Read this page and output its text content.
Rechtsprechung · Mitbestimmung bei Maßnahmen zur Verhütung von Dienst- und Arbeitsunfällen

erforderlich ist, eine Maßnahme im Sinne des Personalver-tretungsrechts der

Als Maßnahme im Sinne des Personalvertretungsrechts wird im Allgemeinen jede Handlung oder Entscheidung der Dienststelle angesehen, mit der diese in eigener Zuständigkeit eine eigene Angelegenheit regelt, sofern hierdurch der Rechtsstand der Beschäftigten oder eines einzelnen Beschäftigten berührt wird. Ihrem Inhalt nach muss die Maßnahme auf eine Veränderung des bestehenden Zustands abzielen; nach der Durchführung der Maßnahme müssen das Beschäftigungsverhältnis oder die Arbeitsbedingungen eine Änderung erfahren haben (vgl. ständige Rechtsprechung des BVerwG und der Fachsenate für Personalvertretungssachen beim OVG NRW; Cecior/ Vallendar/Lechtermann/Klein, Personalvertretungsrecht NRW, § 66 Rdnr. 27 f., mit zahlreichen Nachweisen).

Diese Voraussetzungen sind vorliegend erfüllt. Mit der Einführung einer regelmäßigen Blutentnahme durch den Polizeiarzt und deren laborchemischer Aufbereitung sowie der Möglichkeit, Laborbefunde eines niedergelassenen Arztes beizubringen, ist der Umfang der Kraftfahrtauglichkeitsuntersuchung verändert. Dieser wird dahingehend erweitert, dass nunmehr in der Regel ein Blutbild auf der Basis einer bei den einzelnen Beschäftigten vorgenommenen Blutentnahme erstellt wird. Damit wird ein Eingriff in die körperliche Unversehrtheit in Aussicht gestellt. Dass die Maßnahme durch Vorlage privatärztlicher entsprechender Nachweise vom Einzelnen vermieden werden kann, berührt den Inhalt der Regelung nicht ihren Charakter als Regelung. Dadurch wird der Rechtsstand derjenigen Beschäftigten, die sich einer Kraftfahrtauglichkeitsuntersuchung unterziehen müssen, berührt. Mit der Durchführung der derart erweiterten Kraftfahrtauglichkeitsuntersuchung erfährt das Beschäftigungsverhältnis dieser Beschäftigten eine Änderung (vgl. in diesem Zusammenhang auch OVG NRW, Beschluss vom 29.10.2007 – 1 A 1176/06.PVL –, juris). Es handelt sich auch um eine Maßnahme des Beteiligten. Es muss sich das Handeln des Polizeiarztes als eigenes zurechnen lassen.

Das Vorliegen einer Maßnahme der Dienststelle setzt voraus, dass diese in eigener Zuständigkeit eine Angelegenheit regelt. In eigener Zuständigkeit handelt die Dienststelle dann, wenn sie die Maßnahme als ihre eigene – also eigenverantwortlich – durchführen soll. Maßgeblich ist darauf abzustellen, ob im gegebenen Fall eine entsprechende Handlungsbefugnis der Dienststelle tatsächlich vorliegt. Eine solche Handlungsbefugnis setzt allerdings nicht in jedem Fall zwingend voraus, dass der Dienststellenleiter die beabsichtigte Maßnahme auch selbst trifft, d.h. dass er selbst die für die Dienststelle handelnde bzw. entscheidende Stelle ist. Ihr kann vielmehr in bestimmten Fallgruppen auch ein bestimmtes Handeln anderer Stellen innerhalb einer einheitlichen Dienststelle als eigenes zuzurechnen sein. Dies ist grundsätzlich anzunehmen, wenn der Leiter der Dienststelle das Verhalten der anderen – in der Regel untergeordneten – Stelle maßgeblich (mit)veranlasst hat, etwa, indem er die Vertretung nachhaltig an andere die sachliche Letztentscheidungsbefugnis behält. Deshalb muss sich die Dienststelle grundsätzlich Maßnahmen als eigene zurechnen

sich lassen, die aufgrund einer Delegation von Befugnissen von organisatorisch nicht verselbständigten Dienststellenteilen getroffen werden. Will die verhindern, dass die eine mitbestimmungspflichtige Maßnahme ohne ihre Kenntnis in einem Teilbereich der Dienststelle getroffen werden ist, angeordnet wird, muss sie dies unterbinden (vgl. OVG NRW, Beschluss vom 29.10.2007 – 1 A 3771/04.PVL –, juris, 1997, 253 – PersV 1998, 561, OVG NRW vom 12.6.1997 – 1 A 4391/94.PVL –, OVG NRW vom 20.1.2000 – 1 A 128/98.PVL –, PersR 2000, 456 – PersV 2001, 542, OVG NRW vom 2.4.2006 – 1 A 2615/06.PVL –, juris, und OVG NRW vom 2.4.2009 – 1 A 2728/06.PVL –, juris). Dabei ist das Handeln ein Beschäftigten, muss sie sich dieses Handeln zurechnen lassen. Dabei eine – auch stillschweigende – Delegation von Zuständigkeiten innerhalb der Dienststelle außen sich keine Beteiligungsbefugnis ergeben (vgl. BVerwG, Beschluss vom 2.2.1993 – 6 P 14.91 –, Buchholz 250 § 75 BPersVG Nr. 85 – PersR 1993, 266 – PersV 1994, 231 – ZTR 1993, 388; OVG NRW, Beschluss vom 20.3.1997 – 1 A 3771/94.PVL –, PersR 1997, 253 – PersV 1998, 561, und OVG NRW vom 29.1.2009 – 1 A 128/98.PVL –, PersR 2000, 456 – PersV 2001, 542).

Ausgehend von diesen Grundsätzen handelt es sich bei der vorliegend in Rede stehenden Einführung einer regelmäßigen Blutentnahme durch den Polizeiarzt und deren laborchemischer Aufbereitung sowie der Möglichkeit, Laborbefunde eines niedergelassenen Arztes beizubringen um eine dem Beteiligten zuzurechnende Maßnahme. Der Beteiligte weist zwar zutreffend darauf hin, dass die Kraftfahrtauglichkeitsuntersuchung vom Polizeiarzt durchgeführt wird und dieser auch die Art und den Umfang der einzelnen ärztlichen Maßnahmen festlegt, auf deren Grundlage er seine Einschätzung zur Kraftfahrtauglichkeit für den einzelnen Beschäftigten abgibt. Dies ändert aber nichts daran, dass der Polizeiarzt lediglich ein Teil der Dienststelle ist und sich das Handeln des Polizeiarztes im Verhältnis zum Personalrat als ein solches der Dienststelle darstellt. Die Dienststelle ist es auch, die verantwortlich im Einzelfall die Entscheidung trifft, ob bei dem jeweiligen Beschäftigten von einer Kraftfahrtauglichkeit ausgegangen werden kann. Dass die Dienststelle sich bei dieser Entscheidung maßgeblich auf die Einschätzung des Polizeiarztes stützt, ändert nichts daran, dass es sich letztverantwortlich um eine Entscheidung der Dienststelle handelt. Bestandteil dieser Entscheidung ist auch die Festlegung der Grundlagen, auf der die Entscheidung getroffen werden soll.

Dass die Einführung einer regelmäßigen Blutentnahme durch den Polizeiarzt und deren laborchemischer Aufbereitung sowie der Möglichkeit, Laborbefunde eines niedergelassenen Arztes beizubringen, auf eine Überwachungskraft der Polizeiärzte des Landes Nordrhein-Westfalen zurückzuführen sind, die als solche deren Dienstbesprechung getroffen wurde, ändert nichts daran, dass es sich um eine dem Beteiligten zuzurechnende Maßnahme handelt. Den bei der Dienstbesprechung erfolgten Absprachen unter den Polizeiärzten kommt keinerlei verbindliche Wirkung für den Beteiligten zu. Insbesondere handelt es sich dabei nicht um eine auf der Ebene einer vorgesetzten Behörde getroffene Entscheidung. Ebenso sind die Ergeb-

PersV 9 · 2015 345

____

WHAT TO PRODUCE — Word for word, restate the lines above.

FINAL ANSWER —
Read this page and output its text content.
Rechtsprechung · Mitbestimmung bei Maßnahmen zur Verhütung von Dienst- und Arbeitsunfällen

erforderlich ist, eine Maßnahme im Sinne des Personalver-tretungsrechts der

Als Maßnahme im Sinne des Personalvertretungsrechts wird im Allgemeinen jede Handlung oder Entscheidung der Dienststelle angesehen, mit der diese in eigener Zuständigkeit eine eigene Angelegenheit regelt, sofern hierdurch der Rechtsstand der Beschäftigten oder eines einzelnen Beschäftigten berührt wird. Ihrem Inhalt nach muss die Maßnahme auf eine Veränderung des bestehenden Zustands abzielen; nach der Durchführung der Maßnahme müssen das Beschäftigungsverhältnis oder die Arbeitsbedingungen eine Änderung erfahren haben (vgl. ständige Rechtsprechung des BVerwG und der Fachsenate für Personalvertretungssachen beim OVG NRW; Cecior/ Vallendar/Lechtermann/Klein, Personalvertretungsrecht NRW, § 66 Rdnr. 27 f., mit zahlreichen Nachweisen).

Diese Voraussetzungen sind vorliegend erfüllt. Mit der Einführung einer regelmäßigen Blutentnahme durch den Polizeiarzt und deren laborchemischer Aufbereitung sowie der Möglichkeit, Laborbefunde eines niedergelassenen Arztes beizubringen, ist der Umfang der Kraftfahrtauglichkeitsuntersuchung verändert. Dieser wird dahingehend erweitert, dass nunmehr in der Regel ein Blutbild auf der Basis einer bei den einzelnen Beschäftigten vorgenommenen Blutentnahme erstellt wird. Damit wird ein Eingriff in die körperliche Unversehrtheit in Aussicht gestellt. Dass die Maßnahme durch Vorlage privatärztlicher entsprechender Nachweise vom Einzelnen vermieden werden kann, berührt den Inhalt der Regelung nicht ihren Charakter als Regelung. Dadurch wird der Rechtsstand derjenigen Beschäftigten, die sich einer Kraftfahrtauglichkeitsuntersuchung unterziehen müssen, berührt. Mit der Durchführung der derart erweiterten Kraftfahrtauglichkeitsuntersuchung erfährt das Beschäftigungsverhältnis dieser Beschäftigten eine Änderung (vgl. in diesem Zusammenhang auch OVG NRW, Beschluss vom 29.10.2007 – 1 A 1176/06.PVL –, juris). Es handelt sich auch um eine Maßnahme des Beteiligten. Es muss sich das Handeln des Polizeiarztes als eigenes zurechnen lassen.

Das Vorliegen einer Maßnahme der Dienststelle setzt voraus, dass diese in eigener Zuständigkeit eine Angelegenheit regelt. In eigener Zuständigkeit handelt die Dienststelle dann, wenn sie die Maßnahme als ihre eigene – also eigenverantwortlich – durchführen soll. Maßgeblich ist darauf abzustellen, ob im gegebenen Fall eine entsprechende Handlungsbefugnis der Dienststelle tatsächlich vorliegt. Eine solche Handlungsbefugnis setzt allerdings nicht in jedem Fall zwingend voraus, dass der Dienststellenleiter die beabsichtigte Maßnahme auch selbst trifft, d.h. dass er selbst die für die Dienststelle handelnde bzw. entscheidende Stelle ist. Ihr kann vielmehr in bestimmten Fallgruppen auch ein bestimmtes Handeln anderer Stellen innerhalb einer einheitlichen Dienststelle als eigenes zuzurechnen sein. Dies ist grundsätzlich anzunehmen, wenn der Leiter der Dienststelle das Verhalten der anderen – in der Regel untergeordneten – Stelle maßgeblich (mit)veranlasst hat, etwa, indem er die Vertretung nachhaltig an andere die sachliche Letztentscheidungsbefugnis behält. Deshalb muss sich die Dienststelle grundsätzlich Maßnahmen als eigene zurechnen

sich lassen, die aufgrund einer Delegation von Befugnissen von organisatorisch nicht verselbständigten Dienststellenteilen getroffen werden. Will die verhindern, dass die eine mitbestimmungspflichtige Maßnahme ohne ihre Kenntnis in einem Teilbereich der Dienststelle getroffen werden ist, angeordnet wird, muss sie dies unterbinden (vgl. OVG NRW, Beschluss vom 29.10.2007 – 1 A 3771/04.PVL –, juris, 1997, 253 – PersV 1998, 561, OVG NRW vom 12.6.1997 – 1 A 4391/94.PVL –, OVG NRW vom 20.1.2000 – 1 A 128/98.PVL –, PersR 2000, 456 – PersV 2001, 542, OVG NRW vom 2.4.2006 – 1 A 2615/06.PVL –, juris, und OVG NRW vom 2.4.2009 – 1 A 2728/06.PVL –, juris). Dabei ist das Handeln ein Beschäftigten, muss sie sich dieses Handeln zurechnen lassen. Dabei eine – auch stillschweigende – Delegation von Zuständigkeiten innerhalb der Dienststelle außen sich keine Beteiligungsbefugnis ergeben (vgl. BVerwG, Beschluss vom 2.2.1993 – 6 P 14.91 –, Buchholz 250 § 75 BPersVG Nr. 85 – PersR 1993, 266 – PersV 1994, 231 – ZTR 1993, 388; OVG NRW, Beschluss vom 20.3.1997 – 1 A 3771/94.PVL –, PersR 1997, 253 – PersV 1998, 561, und OVG NRW vom 29.1.2009 – 1 A 128/98.PVL –, PersR 2000, 456 – PersV 2001, 542).

Ausgehend von diesen Grundsätzen handelt es sich bei der vorliegend in Rede stehenden Einführung einer regelmäßigen Blutentnahme durch den Polizeiarzt und deren laborchemischer Aufbereitung sowie der Möglichkeit, Laborbefunde eines niedergelassenen Arztes beizubringen um eine dem Beteiligten zuzurechnende Maßnahme. Der Beteiligte weist zwar zutreffend darauf hin, dass die Kraftfahrtauglichkeitsuntersuchung vom Polizeiarzt durchgeführt wird und dieser auch die Art und den Umfang der einzelnen ärztlichen Maßnahmen festlegt, auf deren Grundlage er seine Einschätzung zur Kraftfahrtauglichkeit für den einzelnen Beschäftigten abgibt. Dies ändert aber nichts daran, dass der Polizeiarzt lediglich ein Teil der Dienststelle ist und sich das Handeln des Polizeiarztes im Verhältnis zum Personalrat als ein solches der Dienststelle darstellt. Die Dienststelle ist es auch, die verantwortlich im Einzelfall die Entscheidung trifft, ob bei dem jeweiligen Beschäftigten von einer Kraftfahrtauglichkeit ausgegangen werden kann. Dass die Dienststelle sich bei dieser Entscheidung maßgeblich auf die Einschätzung des Polizeiarztes stützt, ändert nichts daran, dass es sich letztverantwortlich um eine Entscheidung der Dienststelle handelt. Bestandteil dieser Entscheidung ist auch die Festlegung der Grundlagen, auf der die Entscheidung getroffen werden soll.

Dass die Einführung einer regelmäßigen Blutentnahme durch den Polizeiarzt und deren laborchemischer Aufbereitung sowie der Möglichkeit, Laborbefunde eines niedergelassenen Arztes beizubringen, auf eine Überwachungskraft der Polizeiärzte des Landes Nordrhein-Westfalen zurückzuführen sind, die als solche deren Dienstbesprechung getroffen wurde, ändert nichts daran, dass es sich um eine dem Beteiligten zuzurechnende Maßnahme handelt. Den bei der Dienstbesprechung erfolgten Absprachen unter den Polizeiärzten kommt keinerlei verbindliche Wirkung für den Beteiligten zu. Insbesondere handelt es sich dabei nicht um eine auf der Ebene einer vorgesetzten Behörde getroffene Entscheidung. Ebenso sind die Ergeb-

PersV 9 · 2015 345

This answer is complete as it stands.